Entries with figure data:
** Start **
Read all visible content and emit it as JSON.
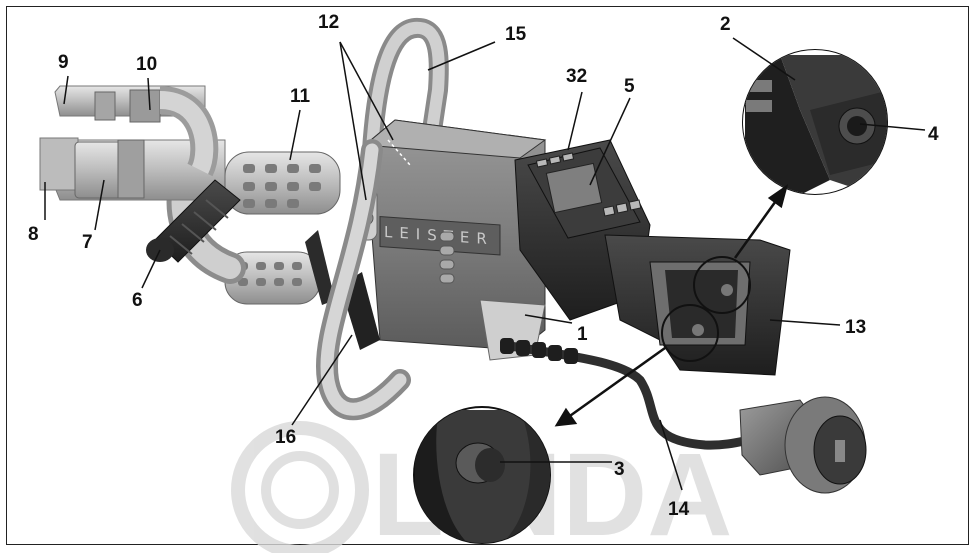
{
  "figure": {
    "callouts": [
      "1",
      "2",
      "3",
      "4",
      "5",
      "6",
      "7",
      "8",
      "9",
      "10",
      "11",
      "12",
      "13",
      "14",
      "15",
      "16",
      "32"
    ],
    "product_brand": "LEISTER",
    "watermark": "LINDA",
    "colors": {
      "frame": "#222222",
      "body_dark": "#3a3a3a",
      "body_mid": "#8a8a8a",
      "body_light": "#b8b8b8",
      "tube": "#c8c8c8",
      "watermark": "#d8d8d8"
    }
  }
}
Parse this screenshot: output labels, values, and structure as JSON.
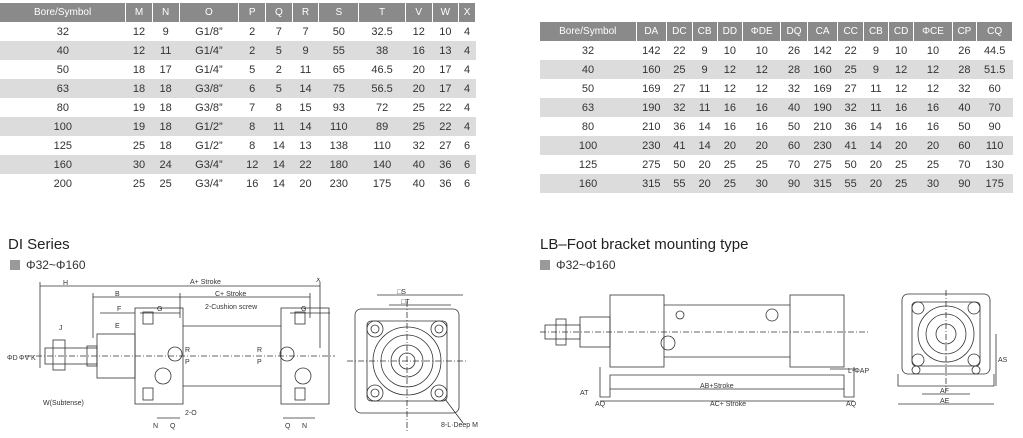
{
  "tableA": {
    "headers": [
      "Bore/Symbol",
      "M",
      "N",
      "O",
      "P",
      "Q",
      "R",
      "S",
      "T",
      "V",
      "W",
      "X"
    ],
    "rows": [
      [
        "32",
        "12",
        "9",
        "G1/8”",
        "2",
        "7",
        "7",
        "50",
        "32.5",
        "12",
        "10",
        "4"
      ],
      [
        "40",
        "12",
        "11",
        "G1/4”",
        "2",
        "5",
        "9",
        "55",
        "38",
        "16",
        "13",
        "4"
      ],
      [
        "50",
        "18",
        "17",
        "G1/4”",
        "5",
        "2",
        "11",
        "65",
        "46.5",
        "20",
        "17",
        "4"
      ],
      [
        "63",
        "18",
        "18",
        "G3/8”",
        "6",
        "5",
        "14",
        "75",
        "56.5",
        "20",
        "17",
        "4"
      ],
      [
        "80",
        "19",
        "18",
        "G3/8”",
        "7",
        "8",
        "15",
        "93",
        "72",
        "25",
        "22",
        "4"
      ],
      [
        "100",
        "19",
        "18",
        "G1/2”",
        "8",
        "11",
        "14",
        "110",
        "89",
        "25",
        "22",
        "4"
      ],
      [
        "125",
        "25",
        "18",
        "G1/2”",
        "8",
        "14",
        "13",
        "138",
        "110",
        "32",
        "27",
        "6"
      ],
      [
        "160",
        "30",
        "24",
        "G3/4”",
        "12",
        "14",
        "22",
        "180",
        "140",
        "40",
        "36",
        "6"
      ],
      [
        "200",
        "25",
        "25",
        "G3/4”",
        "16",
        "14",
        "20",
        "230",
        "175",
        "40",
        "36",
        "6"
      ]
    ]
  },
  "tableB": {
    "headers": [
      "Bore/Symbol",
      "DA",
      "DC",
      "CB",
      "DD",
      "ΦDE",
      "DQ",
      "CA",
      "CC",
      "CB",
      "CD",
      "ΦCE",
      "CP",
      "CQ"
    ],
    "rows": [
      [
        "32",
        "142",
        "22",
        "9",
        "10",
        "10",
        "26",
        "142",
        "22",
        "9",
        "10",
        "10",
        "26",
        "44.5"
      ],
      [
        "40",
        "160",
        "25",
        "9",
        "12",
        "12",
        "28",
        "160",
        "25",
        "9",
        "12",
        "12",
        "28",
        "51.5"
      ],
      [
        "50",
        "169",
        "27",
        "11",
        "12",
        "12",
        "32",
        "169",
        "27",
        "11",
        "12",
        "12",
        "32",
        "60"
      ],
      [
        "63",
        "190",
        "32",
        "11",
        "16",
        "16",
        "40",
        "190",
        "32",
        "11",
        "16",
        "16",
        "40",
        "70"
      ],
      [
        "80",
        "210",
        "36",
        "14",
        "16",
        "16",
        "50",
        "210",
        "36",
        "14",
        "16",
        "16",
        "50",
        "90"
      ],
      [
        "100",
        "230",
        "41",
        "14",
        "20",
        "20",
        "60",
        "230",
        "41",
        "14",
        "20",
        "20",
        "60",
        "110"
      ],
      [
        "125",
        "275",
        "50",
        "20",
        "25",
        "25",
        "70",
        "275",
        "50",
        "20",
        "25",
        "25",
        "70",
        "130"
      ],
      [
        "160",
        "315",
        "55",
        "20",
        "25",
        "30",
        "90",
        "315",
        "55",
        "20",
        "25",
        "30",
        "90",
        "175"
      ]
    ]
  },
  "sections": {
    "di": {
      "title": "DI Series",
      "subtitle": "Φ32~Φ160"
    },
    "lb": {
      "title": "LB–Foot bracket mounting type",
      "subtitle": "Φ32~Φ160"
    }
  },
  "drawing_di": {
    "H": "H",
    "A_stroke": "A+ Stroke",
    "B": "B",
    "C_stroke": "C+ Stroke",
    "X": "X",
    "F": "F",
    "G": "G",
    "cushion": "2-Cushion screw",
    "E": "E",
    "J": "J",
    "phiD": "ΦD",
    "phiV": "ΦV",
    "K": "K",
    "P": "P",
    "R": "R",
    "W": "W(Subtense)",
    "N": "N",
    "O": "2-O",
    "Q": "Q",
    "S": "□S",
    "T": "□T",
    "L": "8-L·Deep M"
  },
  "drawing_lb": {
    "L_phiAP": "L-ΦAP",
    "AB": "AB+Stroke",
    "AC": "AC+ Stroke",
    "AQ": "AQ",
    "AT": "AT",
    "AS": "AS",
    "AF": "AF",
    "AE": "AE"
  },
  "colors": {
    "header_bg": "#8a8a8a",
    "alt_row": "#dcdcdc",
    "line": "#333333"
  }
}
** End **
▶ _SET PROBLEM_: Sift the material for lines with the string "Stroke". Copy each one found.

▶ _ANSWER BELOW_:
    "A_stroke": "A+ Stroke",
    "C_stroke": "C+ Stroke",
    "AB": "AB+Stroke",
    "AC": "AC+ Stroke",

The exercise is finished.